Each entry here needs to be set down again exactly, please; pictures are left out.

___ Records for this task ___

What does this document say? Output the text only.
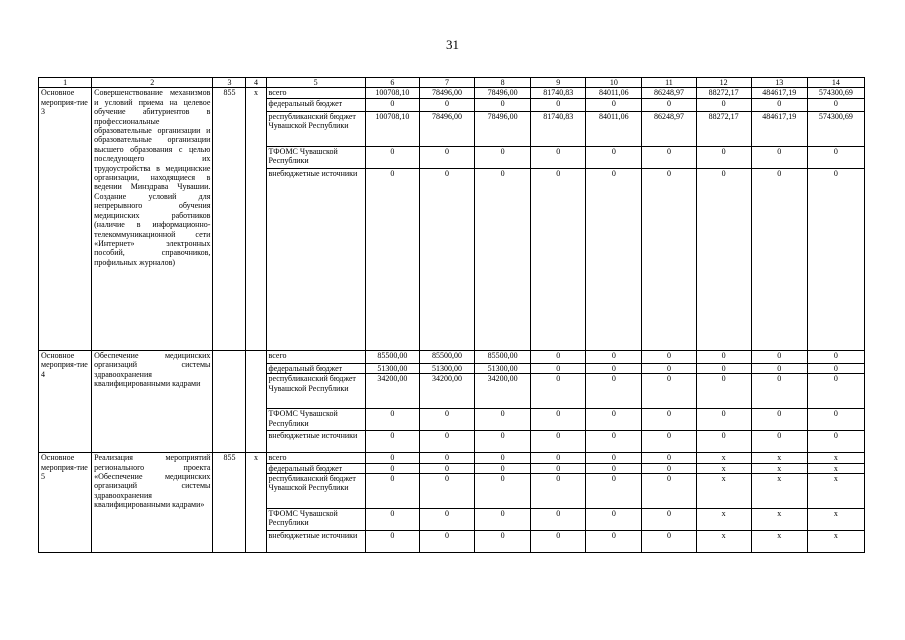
31
1	2	3	4	5	6	7	8	9	10	11	12	13	14
Основное мероприя-тие 3	Совершенствование механизмов и условий приема на целевое обучение абитуриентов в профессиональные образовательные организации и образовательные организации высшего образования с целью последующего их трудоустройства в медицинские организации, находящиеся в ведении Минздрава Чувашии. Создание условий для непрерывного обучения медицинских работников (наличие в информационно-телекоммуникационной сети «Интернет» электронных пособий, справочников, профильных журналов)	855	х	всего	100708,10	78496,00	78496,00	81740,83	84011,06	86248,97	88272,17	484617,19	574300,69
				федеральный бюджет	0	0	0	0	0	0	0	0	0
				республиканский бюджет Чувашской Республики	100708,10	78496,00	78496,00	81740,83	84011,06	86248,97	88272,17	484617,19	574300,69
				ТФОМС Чувашской Республики	0	0	0	0	0	0	0	0	0
				внебюджетные источники	0	0	0	0	0	0	0	0	0
Основное мероприя-тие 4	Обеспечение медицинских организаций системы здравоохранения квалифицированными кадрами			всего	85500,00	85500,00	85500,00	0	0	0	0	0	0
				федеральный бюджет	51300,00	51300,00	51300,00	0	0	0	0	0	0
				республиканский бюджет Чувашской Республики	34200,00	34200,00	34200,00	0	0	0	0	0	0
				ТФОМС Чувашской Республики	0	0	0	0	0	0	0	0	0
				внебюджетные источники	0	0	0	0	0	0	0	0	0
Основное мероприя-тие 5	Реализация мероприятий регионального проекта «Обеспечение медицинских организаций системы здравоохранения квалифицированными кадрами»	855	х	всего	0	0	0	0	0	0	х	х	х
				федеральный бюджет	0	0	0	0	0	0	х	х	х
				республиканский бюджет Чувашской Республики	0	0	0	0	0	0	х	х	х
				ТФОМС Чувашской Республики	0	0	0	0	0	0	х	х	х
				внебюджетные источники	0	0	0	0	0	0	х	х	х
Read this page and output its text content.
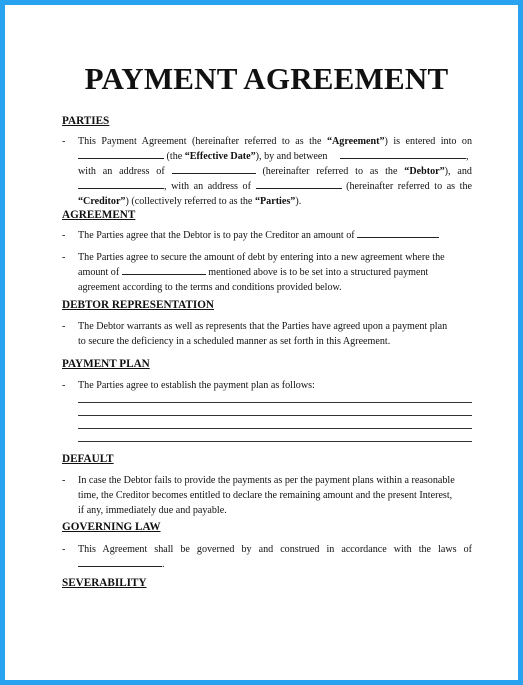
PAYMENT AGREEMENT
PARTIES
- This Payment Agreement (hereinafter referred to as the “Agreement”) is entered into on
(the “Effective Date”), by and between	,
with an address of	(hereinafter referred to as the “Debtor”), and
, with an address of	(hereinafter referred to as the
“Creditor”) (collectively referred to as the “Parties”).
AGREEMENT
- The Parties agree that the Debtor is to pay the Creditor an amount of
- The Parties agree to secure the amount of debt by entering into a new agreement where the
amount of	mentioned above is to be set into a structured payment
agreement according to the terms and conditions provided below.
DEBTOR REPRESENTATION
- The Debtor warrants as well as represents that the Parties have agreed upon a payment plan
to secure the deficiency in a scheduled manner as set forth in this Agreement.
PAYMENT PLAN
- The Parties agree to establish the payment plan as follows:
DEFAULT
- In case the Debtor fails to provide the payments as per the payment plans within a reasonable
time, the Creditor becomes entitled to declare the remaining amount and the present Interest,
if any, immediately due and payable.
GOVERNING LAW
- This Agreement shall be governed by and construed in accordance with the laws of
.
SEVERABILITY
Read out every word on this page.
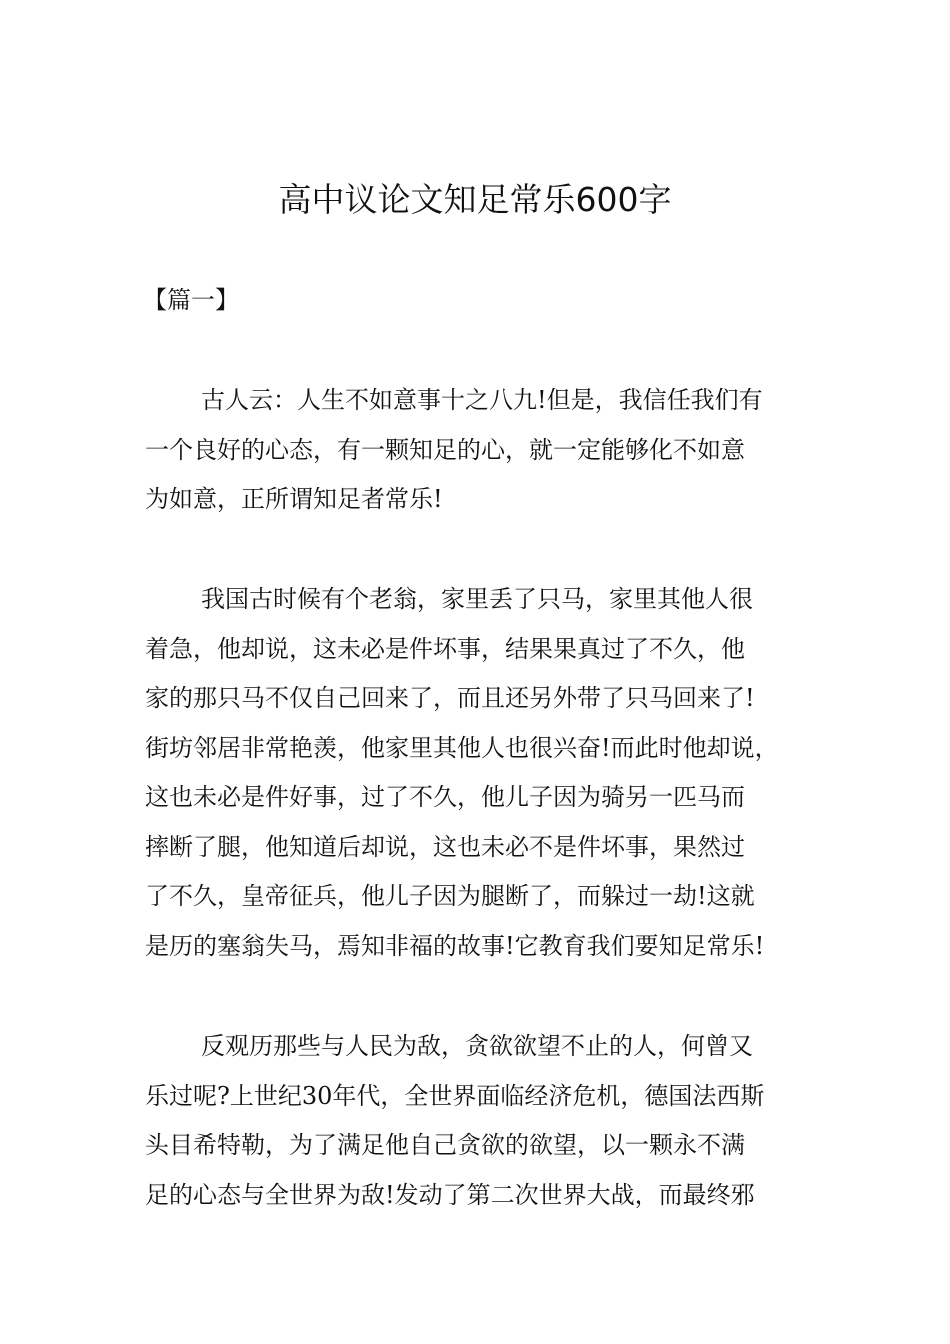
高中议论文知足常乐600字
【篇一】
古人云：人生不如意事十之八九!但是，我信任我们有
一个良好的心态，有一颗知足的心，就一定能够化不如意
为如意，正所谓知足者常乐!
我国古时候有个老翁，家里丢了只马，家里其他人很
着急，他却说，这未必是件坏事，结果果真过了不久，他
家的那只马不仅自己回来了，而且还另外带了只马回来了!
街坊邻居非常艳羡，他家里其他人也很兴奋!而此时他却说，
这也未必是件好事，过了不久，他儿子因为骑另一匹马而
摔断了腿，他知道后却说，这也未必不是件坏事，果然过
了不久，皇帝征兵，他儿子因为腿断了，而躲过一劫!这就
是历的塞翁失马，焉知非福的故事!它教育我们要知足常乐!
反观历那些与人民为敌，贪欲欲望不止的人，何曾又
乐过呢?上世纪30年代，全世界面临经济危机，德国法西斯
头目希特勒，为了满足他自己贪欲的欲望，以一颗永不满
足的心态与全世界为敌!发动了第二次世界大战，而最终邪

___

Correct result:
What does this document say? Output the text only.
31
1	2	3	4	5	6	7	8	9	10	11	12	13	14
Основное мероприя-тие 3	Совершенствование механизмов и условий приема на целевое обучение абитуриентов в профессиональные образовательные организации и образовательные организации высшего образования с целью последующего их трудоустройства в медицинские организации, находящиеся в ведении Минздрава Чувашии. Создание условий для непрерывного обучения медицинских работников (наличие в информационно-телекоммуникационной сети «Интернет» электронных пособий, справочников, профильных журналов)	855	х	всего	100708,10	78496,00	78496,00	81740,83	84011,06	86248,97	88272,17	484617,19	574300,69
				федеральный бюджет	0	0	0	0	0	0	0	0	0
				республиканский бюджет Чувашской Республики	100708,10	78496,00	78496,00	81740,83	84011,06	86248,97	88272,17	484617,19	574300,69
				ТФОМС Чувашской Республики	0	0	0	0	0	0	0	0	0
				внебюджетные источники	0	0	0	0	0	0	0	0	0
Основное мероприя-тие 4	Обеспечение медицинских организаций системы здравоохранения квалифицированными кадрами			всего	85500,00	85500,00	85500,00	0	0	0	0	0	0
				федеральный бюджет	51300,00	51300,00	51300,00	0	0	0	0	0	0
				республиканский бюджет Чувашской Республики	34200,00	34200,00	34200,00	0	0	0	0	0	0
				ТФОМС Чувашской Республики	0	0	0	0	0	0	0	0	0
				внебюджетные источники	0	0	0	0	0	0	0	0	0
Основное мероприя-тие 5	Реализация мероприятий регионального проекта «Обеспечение медицинских организаций системы здравоохранения квалифицированными кадрами»	855	х	всего	0	0	0	0	0	0	х	х	х
				федеральный бюджет	0	0	0	0	0	0	х	х	х
				республиканский бюджет Чувашской Республики	0	0	0	0	0	0	х	х	х
				ТФОМС Чувашской Республики	0	0	0	0	0	0	х	х	х
				внебюджетные источники	0	0	0	0	0	0	х	х	х
Read this page and output its text content.
PAYMENT AGREEMENT
PARTIES
- This Payment Agreement (hereinafter referred to as the “Agreement”) is entered into on
(the “Effective Date”), by and between	,
with an address of	(hereinafter referred to as the “Debtor”), and
, with an address of	(hereinafter referred to as the
“Creditor”) (collectively referred to as the “Parties”).
AGREEMENT
- The Parties agree that the Debtor is to pay the Creditor an amount of
- The Parties agree to secure the amount of debt by entering into a new agreement where the
amount of	mentioned above is to be set into a structured payment
agreement according to the terms and conditions provided below.
DEBTOR REPRESENTATION
- The Debtor warrants as well as represents that the Parties have agreed upon a payment plan
to secure the deficiency in a scheduled manner as set forth in this Agreement.
PAYMENT PLAN
- The Parties agree to establish the payment plan as follows:
DEFAULT
- In case the Debtor fails to provide the payments as per the payment plans within a reasonable
time, the Creditor becomes entitled to declare the remaining amount and the present Interest,
if any, immediately due and payable.
GOVERNING LAW
- This Agreement shall be governed by and construed in accordance with the laws of
.
SEVERABILITY
Read out every word on this page.
高中议论文知足常乐600字
【篇一】
古人云：人生不如意事十之八九!但是，我信任我们有
一个良好的心态，有一颗知足的心，就一定能够化不如意
为如意，正所谓知足者常乐!
我国古时候有个老翁，家里丢了只马，家里其他人很
着急，他却说，这未必是件坏事，结果果真过了不久，他
家的那只马不仅自己回来了，而且还另外带了只马回来了!
街坊邻居非常艳羡，他家里其他人也很兴奋!而此时他却说，
这也未必是件好事，过了不久，他儿子因为骑另一匹马而
摔断了腿，他知道后却说，这也未必不是件坏事，果然过
了不久，皇帝征兵，他儿子因为腿断了，而躲过一劫!这就
是历的塞翁失马，焉知非福的故事!它教育我们要知足常乐!
反观历那些与人民为敌，贪欲欲望不止的人，何曾又
乐过呢?上世纪30年代，全世界面临经济危机，德国法西斯
头目希特勒，为了满足他自己贪欲的欲望，以一颗永不满
足的心态与全世界为敌!发动了第二次世界大战，而最终邪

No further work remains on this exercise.